Given exercise: Your task is to gather the lines below that hold the string "title".

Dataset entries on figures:
◆ ◆ ◆ ◆

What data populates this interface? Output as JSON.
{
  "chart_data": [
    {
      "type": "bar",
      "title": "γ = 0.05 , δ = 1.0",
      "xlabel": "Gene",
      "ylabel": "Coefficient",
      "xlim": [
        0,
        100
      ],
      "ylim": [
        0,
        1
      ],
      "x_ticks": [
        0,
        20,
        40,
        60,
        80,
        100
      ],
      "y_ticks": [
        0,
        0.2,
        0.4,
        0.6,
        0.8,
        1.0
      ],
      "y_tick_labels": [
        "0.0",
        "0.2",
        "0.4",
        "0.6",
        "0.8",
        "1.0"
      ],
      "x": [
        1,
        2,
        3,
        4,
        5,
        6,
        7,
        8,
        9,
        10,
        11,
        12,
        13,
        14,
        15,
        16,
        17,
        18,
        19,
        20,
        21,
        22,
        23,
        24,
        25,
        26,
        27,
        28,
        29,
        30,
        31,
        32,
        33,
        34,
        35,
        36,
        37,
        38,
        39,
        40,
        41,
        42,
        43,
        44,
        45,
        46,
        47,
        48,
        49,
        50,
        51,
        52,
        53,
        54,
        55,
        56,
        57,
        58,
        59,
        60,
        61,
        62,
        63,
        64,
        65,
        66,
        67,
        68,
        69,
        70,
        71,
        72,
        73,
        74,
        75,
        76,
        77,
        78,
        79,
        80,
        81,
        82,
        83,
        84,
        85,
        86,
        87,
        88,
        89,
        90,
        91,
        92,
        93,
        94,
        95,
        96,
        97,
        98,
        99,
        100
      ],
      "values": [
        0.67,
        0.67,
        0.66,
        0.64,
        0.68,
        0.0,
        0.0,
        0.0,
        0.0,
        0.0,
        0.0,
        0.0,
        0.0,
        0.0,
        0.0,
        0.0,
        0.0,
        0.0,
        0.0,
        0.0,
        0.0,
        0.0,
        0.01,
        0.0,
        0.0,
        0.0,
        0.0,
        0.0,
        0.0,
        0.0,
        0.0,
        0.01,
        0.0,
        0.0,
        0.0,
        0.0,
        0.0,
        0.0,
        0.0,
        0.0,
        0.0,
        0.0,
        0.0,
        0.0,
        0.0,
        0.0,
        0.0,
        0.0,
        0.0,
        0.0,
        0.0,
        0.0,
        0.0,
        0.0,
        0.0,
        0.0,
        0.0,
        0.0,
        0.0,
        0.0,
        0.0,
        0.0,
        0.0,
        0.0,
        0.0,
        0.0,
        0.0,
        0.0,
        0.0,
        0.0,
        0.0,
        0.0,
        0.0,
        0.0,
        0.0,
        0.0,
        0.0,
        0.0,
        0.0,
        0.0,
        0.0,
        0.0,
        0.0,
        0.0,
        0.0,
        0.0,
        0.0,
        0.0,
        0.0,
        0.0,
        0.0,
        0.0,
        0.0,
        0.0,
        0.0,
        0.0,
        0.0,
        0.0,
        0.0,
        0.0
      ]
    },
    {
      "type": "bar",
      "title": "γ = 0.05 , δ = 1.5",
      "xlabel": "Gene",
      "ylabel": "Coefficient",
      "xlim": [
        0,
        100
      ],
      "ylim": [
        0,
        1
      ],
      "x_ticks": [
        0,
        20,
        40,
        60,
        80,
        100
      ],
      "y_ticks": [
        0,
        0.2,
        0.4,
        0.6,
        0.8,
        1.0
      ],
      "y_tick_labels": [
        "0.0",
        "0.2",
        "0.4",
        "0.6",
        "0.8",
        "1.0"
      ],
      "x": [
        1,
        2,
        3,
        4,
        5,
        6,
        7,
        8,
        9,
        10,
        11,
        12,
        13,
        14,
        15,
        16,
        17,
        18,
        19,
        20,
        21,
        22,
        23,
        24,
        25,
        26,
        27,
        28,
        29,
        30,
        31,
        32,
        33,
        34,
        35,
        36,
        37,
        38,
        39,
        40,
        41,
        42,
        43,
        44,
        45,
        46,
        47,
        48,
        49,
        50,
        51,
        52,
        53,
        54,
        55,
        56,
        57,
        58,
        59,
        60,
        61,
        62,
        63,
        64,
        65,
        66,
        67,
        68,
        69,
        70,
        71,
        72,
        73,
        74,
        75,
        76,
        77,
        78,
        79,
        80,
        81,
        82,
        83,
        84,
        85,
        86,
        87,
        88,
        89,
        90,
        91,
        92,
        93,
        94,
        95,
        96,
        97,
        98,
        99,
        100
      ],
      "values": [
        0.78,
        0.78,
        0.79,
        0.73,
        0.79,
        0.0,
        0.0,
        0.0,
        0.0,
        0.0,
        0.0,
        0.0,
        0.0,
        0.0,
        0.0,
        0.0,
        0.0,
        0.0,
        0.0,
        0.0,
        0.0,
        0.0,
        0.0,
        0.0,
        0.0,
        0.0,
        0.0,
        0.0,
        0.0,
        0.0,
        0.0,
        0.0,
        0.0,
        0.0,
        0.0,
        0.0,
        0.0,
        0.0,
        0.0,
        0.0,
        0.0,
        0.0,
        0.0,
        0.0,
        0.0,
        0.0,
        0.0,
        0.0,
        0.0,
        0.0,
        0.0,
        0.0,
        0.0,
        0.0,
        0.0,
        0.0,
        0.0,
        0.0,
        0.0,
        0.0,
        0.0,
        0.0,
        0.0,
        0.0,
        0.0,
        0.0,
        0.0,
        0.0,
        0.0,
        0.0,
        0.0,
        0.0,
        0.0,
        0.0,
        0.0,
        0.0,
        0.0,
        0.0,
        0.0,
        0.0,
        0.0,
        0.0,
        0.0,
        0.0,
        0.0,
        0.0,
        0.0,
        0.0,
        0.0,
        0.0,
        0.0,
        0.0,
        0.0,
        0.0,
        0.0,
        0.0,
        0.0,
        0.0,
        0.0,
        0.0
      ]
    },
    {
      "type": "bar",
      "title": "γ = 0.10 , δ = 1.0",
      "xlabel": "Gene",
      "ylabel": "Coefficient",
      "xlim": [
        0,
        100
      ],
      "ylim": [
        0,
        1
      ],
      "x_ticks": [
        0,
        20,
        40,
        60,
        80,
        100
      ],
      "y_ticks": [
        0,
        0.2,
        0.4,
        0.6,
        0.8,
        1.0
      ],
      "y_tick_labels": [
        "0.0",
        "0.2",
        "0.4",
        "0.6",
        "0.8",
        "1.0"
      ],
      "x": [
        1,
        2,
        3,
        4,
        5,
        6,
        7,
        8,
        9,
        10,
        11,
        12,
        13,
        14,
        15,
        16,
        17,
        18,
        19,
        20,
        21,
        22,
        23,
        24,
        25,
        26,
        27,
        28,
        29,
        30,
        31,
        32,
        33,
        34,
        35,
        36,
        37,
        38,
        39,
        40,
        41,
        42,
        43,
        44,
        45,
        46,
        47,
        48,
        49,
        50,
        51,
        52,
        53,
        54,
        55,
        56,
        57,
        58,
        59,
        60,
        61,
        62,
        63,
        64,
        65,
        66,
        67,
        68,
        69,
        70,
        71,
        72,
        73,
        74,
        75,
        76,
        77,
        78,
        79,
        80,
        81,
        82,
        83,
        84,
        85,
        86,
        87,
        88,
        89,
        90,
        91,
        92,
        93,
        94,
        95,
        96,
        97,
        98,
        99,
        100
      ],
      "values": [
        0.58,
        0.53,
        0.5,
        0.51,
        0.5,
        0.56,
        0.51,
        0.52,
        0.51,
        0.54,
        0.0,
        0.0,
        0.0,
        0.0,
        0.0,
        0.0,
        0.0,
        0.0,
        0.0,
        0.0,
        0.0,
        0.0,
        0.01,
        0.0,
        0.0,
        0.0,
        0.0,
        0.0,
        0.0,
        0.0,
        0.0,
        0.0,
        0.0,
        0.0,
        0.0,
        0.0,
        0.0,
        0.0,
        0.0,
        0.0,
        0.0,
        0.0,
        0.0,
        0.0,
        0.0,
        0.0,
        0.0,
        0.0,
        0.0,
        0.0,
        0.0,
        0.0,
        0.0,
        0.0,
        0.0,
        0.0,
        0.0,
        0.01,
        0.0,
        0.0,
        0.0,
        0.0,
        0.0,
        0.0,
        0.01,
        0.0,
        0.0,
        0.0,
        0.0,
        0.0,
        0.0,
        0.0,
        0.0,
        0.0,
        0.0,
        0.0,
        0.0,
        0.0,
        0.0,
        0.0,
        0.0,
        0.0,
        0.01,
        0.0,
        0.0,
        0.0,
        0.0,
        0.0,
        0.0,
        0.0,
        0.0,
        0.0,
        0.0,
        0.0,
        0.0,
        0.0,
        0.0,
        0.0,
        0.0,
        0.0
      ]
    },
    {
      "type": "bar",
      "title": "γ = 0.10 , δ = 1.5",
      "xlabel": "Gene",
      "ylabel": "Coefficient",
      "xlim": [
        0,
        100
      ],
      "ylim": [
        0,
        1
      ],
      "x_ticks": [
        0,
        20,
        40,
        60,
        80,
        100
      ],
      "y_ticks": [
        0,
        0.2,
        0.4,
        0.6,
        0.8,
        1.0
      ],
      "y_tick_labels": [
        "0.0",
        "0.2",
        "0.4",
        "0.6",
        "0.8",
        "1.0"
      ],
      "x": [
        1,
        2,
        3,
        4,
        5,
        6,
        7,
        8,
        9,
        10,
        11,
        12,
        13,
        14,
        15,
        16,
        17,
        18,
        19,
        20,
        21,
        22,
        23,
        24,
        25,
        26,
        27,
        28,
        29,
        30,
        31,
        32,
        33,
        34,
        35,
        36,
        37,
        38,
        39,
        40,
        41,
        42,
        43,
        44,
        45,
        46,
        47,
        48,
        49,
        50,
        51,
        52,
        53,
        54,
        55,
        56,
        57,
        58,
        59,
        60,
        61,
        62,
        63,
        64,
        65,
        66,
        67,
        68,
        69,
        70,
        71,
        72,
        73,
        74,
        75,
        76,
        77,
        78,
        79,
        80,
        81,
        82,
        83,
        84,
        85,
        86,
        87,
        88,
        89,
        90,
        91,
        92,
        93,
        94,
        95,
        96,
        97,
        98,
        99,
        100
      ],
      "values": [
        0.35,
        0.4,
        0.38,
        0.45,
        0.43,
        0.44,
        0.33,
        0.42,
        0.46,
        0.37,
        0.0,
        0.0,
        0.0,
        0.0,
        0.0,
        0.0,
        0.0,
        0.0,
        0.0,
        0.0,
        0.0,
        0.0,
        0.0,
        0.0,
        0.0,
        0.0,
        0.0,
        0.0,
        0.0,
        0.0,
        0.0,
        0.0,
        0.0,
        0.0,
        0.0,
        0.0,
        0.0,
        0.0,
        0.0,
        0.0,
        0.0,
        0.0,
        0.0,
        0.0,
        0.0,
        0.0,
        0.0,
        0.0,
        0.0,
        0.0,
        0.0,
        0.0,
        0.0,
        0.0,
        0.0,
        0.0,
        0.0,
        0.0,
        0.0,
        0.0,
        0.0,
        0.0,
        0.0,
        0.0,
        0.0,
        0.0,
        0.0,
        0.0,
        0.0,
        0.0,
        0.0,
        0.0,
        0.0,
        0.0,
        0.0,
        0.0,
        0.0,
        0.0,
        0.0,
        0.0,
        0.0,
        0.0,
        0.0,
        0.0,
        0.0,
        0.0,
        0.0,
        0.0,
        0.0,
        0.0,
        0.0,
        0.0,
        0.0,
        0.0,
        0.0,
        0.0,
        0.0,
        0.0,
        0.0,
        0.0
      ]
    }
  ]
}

◆ ◆ ◆ ◆

Solution to the exercise:
      "title": "γ = 0.05 , δ = 1.0",
      "title": "γ = 0.05 , δ = 1.5",
      "title": "γ = 0.10 , δ = 1.0",
      "title": "γ = 0.10 , δ = 1.5",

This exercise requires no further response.